### WHAT IS ASKED
Extract the listing in its entirety, keeping each line identical to the original.

### LISTED ENTRIES
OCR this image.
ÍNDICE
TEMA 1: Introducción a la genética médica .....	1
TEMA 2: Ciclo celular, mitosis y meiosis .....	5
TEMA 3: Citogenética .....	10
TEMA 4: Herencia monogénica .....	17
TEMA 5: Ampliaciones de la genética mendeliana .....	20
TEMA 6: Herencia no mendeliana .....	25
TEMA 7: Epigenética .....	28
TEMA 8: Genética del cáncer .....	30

### WRITTEN SOLUTION
OCR this image.
ÍNDICE
TEMA 1: Introducción a la genética médica .....	1
TEMA 2: Ciclo celular, mitosis y meiosis .....	5
TEMA 3: Citogenética .....	10
TEMA 4: Herencia monogénica .....	17
TEMA 5: Ampliaciones de la genética mendeliana .....	20
TEMA 6: Herencia no mendeliana .....	25
TEMA 7: Epigenética .....	28
TEMA 8: Genética del cáncer .....	30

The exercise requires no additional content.